▶ _PROBLEM_
Reproduce the full advice column about a customer's complaint at a grocery store, shown below, verbatim.

▶ _EXCERPT PROVIDED_
I was grocery shopping this morning, and a fellow customer was furious at an employee at the store for something that sounded like a very minor incident. He was talking to me and other customers about contacting the manager and trying to have her disciplined. I frequent this store, and while I walked away without saying anything, I’m wondering if I should go back and warn the employee. What do you think?
You should stay out of it. So far, you’ve done a great job of that by not engaging with the angry customer and by going about your shopping without letting this impact you or your plans. That’s the right direction, and you should stay the course.
I hear that you’re inclined to defend the employee over the customer, and I agree that customers are most certainly not always right. If you’ve ever worked in retail, you know what I mean. However, if the employee actually said or did something inappropriate, you don’t want to put yourself in the position of defending bad behavior.
If you had seen what happened, you may be justified in taking sides and speaking up, but since you didn’t see the incident in question, you’re not a reliable witness one way or another.
Since you frequent the store, be sure to take the opportunity next time you’re there to be especially kind to the employees. If someone — whether the employee who was being targeted today or not — shows you especially good service, tell a manager. Retail work is hard work, and dealing with the public can be extremely stressful, especially over the past couple of years. Any amount of compassion you can muster is worthwhile.
That said, there have been lots of strains on customers, too. Though I want to reiterate that there is no sense in your getting involved here, ultimately, whatever happened in the store is one small symptom of people not treating each other as well as they could. While I would always urge you to speak up in a case of true injustice, I don’t think that’s in play here.
Rather, I hope your takeaway from this morning can be to seek out opportunities for patience and camaraderie and to look for chances to promote kindness and empathy.

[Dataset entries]
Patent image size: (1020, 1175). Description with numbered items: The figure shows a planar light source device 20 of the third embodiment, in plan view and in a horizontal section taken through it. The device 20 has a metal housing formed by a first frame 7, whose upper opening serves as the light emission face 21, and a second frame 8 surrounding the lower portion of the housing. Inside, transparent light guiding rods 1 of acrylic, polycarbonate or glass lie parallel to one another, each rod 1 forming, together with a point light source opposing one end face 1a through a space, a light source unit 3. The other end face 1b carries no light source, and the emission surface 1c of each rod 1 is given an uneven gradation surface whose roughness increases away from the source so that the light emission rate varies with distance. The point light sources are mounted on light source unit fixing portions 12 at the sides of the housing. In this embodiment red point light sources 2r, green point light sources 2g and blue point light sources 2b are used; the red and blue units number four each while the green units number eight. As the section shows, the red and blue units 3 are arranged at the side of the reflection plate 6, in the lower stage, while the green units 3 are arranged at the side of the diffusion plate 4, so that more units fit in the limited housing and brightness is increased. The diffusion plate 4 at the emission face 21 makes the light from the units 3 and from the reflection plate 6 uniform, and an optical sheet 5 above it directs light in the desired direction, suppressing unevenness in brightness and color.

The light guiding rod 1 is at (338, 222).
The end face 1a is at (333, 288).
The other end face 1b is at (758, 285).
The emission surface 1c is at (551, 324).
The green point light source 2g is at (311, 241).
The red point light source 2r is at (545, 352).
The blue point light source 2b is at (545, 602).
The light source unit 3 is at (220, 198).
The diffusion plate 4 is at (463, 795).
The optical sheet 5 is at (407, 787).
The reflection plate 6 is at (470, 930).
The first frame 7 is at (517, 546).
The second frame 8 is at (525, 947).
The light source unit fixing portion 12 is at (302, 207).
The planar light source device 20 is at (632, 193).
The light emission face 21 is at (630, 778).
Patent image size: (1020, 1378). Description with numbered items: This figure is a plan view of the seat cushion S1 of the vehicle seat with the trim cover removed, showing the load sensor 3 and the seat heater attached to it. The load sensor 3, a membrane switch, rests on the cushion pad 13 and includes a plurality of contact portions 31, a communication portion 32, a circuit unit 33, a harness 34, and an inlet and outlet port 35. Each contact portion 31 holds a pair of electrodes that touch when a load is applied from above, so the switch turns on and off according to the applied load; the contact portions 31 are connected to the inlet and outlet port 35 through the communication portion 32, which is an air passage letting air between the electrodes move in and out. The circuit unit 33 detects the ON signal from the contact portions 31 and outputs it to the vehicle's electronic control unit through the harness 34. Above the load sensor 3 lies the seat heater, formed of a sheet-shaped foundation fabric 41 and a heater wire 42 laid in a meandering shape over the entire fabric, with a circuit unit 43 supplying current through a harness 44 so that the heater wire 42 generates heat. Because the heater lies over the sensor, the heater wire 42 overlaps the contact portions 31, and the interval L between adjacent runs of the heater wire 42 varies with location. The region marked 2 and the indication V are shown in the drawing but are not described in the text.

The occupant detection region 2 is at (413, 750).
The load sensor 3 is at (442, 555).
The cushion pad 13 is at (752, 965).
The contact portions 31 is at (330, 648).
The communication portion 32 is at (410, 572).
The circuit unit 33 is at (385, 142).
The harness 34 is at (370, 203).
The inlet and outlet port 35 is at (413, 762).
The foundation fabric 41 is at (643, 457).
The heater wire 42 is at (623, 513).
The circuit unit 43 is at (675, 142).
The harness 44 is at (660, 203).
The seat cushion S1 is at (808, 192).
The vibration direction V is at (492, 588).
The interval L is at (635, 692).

▶ _RESULT OF THE TASK_
I was grocery shopping this morning, and a fellow customer was furious at an employee at the store for something that sounded like a very minor incident. He was talking to me and other customers about contacting the manager and trying to have her disciplined. I frequent this store, and while I walked away without saying anything, I’m wondering if I should go back and warn the employee. What do you think?
You should stay out of it. So far, you’ve done a great job of that by not engaging with the angry customer and by going about your shopping without letting this impact you or your plans. That’s the right direction, and you should stay the course.
I hear that you’re inclined to defend the employee over the customer, and I agree that customers are most certainly not always right. If you’ve ever worked in retail, you know what I mean. However, if the employee actually said or did something inappropriate, you don’t want to put yourself in the position of defending bad behavior.
If you had seen what happened, you may be justified in taking sides and speaking up, but since you didn’t see the incident in question, you’re not a reliable witness one way or another.
Since you frequent the store, be sure to take the opportunity next time you’re there to be especially kind to the employees. If someone — whether the employee who was being targeted today or not — shows you especially good service, tell a manager. Retail work is hard work, and dealing with the public can be extremely stressful, especially over the past couple of years. Any amount of compassion you can muster is worthwhile.
That said, there have been lots of strains on customers, too. Though I want to reiterate that there is no sense in your getting involved here, ultimately, whatever happened in the store is one small symptom of people not treating each other as well as they could. While I would always urge you to speak up in a case of true injustice, I don’t think that’s in play here.
Rather, I hope your takeaway from this morning can be to seek out opportunities for patience and camaraderie and to look for chances to promote kindness and empathy.